Figure collection entries
______

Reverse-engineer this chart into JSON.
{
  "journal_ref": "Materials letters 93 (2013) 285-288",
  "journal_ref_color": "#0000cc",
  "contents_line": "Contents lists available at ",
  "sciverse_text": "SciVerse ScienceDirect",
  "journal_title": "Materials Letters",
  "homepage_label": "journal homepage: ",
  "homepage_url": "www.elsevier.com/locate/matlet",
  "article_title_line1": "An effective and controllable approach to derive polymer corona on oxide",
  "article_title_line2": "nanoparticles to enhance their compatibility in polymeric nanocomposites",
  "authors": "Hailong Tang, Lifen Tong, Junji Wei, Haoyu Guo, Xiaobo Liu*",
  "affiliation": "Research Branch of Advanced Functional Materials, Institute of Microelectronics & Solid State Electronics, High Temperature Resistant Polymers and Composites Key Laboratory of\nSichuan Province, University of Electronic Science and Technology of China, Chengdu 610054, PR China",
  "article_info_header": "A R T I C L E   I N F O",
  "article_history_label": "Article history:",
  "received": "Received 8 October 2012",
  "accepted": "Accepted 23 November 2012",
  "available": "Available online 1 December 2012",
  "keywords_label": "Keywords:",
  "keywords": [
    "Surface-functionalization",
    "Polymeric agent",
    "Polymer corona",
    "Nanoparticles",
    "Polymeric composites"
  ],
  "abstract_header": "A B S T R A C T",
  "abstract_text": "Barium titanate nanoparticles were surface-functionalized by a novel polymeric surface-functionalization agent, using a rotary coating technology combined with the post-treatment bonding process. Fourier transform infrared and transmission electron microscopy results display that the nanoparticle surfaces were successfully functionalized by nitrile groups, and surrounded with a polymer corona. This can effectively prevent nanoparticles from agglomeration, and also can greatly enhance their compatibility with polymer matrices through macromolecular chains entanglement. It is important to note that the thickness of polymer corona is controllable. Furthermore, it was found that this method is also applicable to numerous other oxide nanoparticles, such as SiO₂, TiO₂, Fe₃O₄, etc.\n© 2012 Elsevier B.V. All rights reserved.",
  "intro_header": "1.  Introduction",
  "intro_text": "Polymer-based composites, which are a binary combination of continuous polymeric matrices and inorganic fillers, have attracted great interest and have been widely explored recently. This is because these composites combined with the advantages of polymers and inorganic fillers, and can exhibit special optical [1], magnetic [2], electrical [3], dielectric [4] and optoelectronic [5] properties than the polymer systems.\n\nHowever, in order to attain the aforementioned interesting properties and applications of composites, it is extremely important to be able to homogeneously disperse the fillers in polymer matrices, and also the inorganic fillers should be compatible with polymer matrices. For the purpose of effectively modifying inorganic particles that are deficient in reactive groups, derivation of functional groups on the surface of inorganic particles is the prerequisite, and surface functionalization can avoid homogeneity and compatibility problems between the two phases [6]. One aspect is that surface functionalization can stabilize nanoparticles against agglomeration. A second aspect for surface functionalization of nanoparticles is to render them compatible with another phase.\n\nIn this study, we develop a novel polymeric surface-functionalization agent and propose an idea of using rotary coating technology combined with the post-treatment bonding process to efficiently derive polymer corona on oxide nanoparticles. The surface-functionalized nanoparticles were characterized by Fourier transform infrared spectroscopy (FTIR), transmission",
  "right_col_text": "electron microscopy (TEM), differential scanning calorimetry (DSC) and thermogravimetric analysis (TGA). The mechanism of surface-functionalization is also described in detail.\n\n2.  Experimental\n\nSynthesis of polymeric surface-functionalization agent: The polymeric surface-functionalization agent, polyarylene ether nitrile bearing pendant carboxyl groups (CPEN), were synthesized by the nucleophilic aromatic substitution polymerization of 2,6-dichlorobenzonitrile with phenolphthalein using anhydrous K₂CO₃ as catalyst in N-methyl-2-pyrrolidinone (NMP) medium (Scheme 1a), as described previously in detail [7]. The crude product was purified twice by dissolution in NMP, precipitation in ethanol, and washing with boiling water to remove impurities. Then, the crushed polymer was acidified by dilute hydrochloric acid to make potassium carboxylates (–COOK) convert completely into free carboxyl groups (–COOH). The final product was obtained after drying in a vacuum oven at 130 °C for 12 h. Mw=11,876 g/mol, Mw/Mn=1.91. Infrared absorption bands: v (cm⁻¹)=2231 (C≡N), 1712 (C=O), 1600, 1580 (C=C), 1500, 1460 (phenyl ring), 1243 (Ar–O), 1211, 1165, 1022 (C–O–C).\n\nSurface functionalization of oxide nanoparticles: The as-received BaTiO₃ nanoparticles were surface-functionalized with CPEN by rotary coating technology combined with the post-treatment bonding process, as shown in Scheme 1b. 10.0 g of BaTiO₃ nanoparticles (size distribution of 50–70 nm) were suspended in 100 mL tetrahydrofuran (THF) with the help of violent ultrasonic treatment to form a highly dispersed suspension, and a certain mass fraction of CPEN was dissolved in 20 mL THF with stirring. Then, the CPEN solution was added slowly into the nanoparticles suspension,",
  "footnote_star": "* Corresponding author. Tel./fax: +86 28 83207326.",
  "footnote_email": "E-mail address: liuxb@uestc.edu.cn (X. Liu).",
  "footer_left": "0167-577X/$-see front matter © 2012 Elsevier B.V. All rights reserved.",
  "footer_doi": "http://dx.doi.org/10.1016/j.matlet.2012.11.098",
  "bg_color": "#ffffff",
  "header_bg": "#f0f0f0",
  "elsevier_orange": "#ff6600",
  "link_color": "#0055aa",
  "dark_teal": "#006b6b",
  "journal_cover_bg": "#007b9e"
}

______

Transcribe the material above in its entirety. Match it exactly.

*EXPECTED OUTPUT:*
Reverse-engineer this chart into JSON.
{
  "journal_ref": "Materials letters 93 (2013) 285-288",
  "journal_ref_color": "#0000cc",
  "contents_line": "Contents lists available at ",
  "sciverse_text": "SciVerse ScienceDirect",
  "journal_title": "Materials Letters",
  "homepage_label": "journal homepage: ",
  "homepage_url": "www.elsevier.com/locate/matlet",
  "article_title_line1": "An effective and controllable approach to derive polymer corona on oxide",
  "article_title_line2": "nanoparticles to enhance their compatibility in polymeric nanocomposites",
  "authors": "Hailong Tang, Lifen Tong, Junji Wei, Haoyu Guo, Xiaobo Liu*",
  "affiliation": "Research Branch of Advanced Functional Materials, Institute of Microelectronics & Solid State Electronics, High Temperature Resistant Polymers and Composites Key Laboratory of\nSichuan Province, University of Electronic Science and Technology of China, Chengdu 610054, PR China",
  "article_info_header": "A R T I C L E   I N F O",
  "article_history_label": "Article history:",
  "received": "Received 8 October 2012",
  "accepted": "Accepted 23 November 2012",
  "available": "Available online 1 December 2012",
  "keywords_label": "Keywords:",
  "keywords": [
    "Surface-functionalization",
    "Polymeric agent",
    "Polymer corona",
    "Nanoparticles",
    "Polymeric composites"
  ],
  "abstract_header": "A B S T R A C T",
  "abstract_text": "Barium titanate nanoparticles were surface-functionalized by a novel polymeric surface-functionalization agent, using a rotary coating technology combined with the post-treatment bonding process. Fourier transform infrared and transmission electron microscopy results display that the nanoparticle surfaces were successfully functionalized by nitrile groups, and surrounded with a polymer corona. This can effectively prevent nanoparticles from agglomeration, and also can greatly enhance their compatibility with polymer matrices through macromolecular chains entanglement. It is important to note that the thickness of polymer corona is controllable. Furthermore, it was found that this method is also applicable to numerous other oxide nanoparticles, such as SiO₂, TiO₂, Fe₃O₄, etc.\n© 2012 Elsevier B.V. All rights reserved.",
  "intro_header": "1.  Introduction",
  "intro_text": "Polymer-based composites, which are a binary combination of continuous polymeric matrices and inorganic fillers, have attracted great interest and have been widely explored recently. This is because these composites combined with the advantages of polymers and inorganic fillers, and can exhibit special optical [1], magnetic [2], electrical [3], dielectric [4] and optoelectronic [5] properties than the polymer systems.\n\nHowever, in order to attain the aforementioned interesting properties and applications of composites, it is extremely important to be able to homogeneously disperse the fillers in polymer matrices, and also the inorganic fillers should be compatible with polymer matrices. For the purpose of effectively modifying inorganic particles that are deficient in reactive groups, derivation of functional groups on the surface of inorganic particles is the prerequisite, and surface functionalization can avoid homogeneity and compatibility problems between the two phases [6]. One aspect is that surface functionalization can stabilize nanoparticles against agglomeration. A second aspect for surface functionalization of nanoparticles is to render them compatible with another phase.\n\nIn this study, we develop a novel polymeric surface-functionalization agent and propose an idea of using rotary coating technology combined with the post-treatment bonding process to efficiently derive polymer corona on oxide nanoparticles. The surface-functionalized nanoparticles were characterized by Fourier transform infrared spectroscopy (FTIR), transmission",
  "right_col_text": "electron microscopy (TEM), differential scanning calorimetry (DSC) and thermogravimetric analysis (TGA). The mechanism of surface-functionalization is also described in detail.\n\n2.  Experimental\n\nSynthesis of polymeric surface-functionalization agent: The polymeric surface-functionalization agent, polyarylene ether nitrile bearing pendant carboxyl groups (CPEN), were synthesized by the nucleophilic aromatic substitution polymerization of 2,6-dichlorobenzonitrile with phenolphthalein using anhydrous K₂CO₃ as catalyst in N-methyl-2-pyrrolidinone (NMP) medium (Scheme 1a), as described previously in detail [7]. The crude product was purified twice by dissolution in NMP, precipitation in ethanol, and washing with boiling water to remove impurities. Then, the crushed polymer was acidified by dilute hydrochloric acid to make potassium carboxylates (–COOK) convert completely into free carboxyl groups (–COOH). The final product was obtained after drying in a vacuum oven at 130 °C for 12 h. Mw=11,876 g/mol, Mw/Mn=1.91. Infrared absorption bands: v (cm⁻¹)=2231 (C≡N), 1712 (C=O), 1600, 1580 (C=C), 1500, 1460 (phenyl ring), 1243 (Ar–O), 1211, 1165, 1022 (C–O–C).\n\nSurface functionalization of oxide nanoparticles: The as-received BaTiO₃ nanoparticles were surface-functionalized with CPEN by rotary coating technology combined with the post-treatment bonding process, as shown in Scheme 1b. 10.0 g of BaTiO₃ nanoparticles (size distribution of 50–70 nm) were suspended in 100 mL tetrahydrofuran (THF) with the help of violent ultrasonic treatment to form a highly dispersed suspension, and a certain mass fraction of CPEN was dissolved in 20 mL THF with stirring. Then, the CPEN solution was added slowly into the nanoparticles suspension,",
  "footnote_star": "* Corresponding author. Tel./fax: +86 28 83207326.",
  "footnote_email": "E-mail address: liuxb@uestc.edu.cn (X. Liu).",
  "footer_left": "0167-577X/$-see front matter © 2012 Elsevier B.V. All rights reserved.",
  "footer_doi": "http://dx.doi.org/10.1016/j.matlet.2012.11.098",
  "bg_color": "#ffffff",
  "header_bg": "#f0f0f0",
  "elsevier_orange": "#ff6600",
  "link_color": "#0055aa",
  "dark_teal": "#006b6b",
  "journal_cover_bg": "#007b9e"
}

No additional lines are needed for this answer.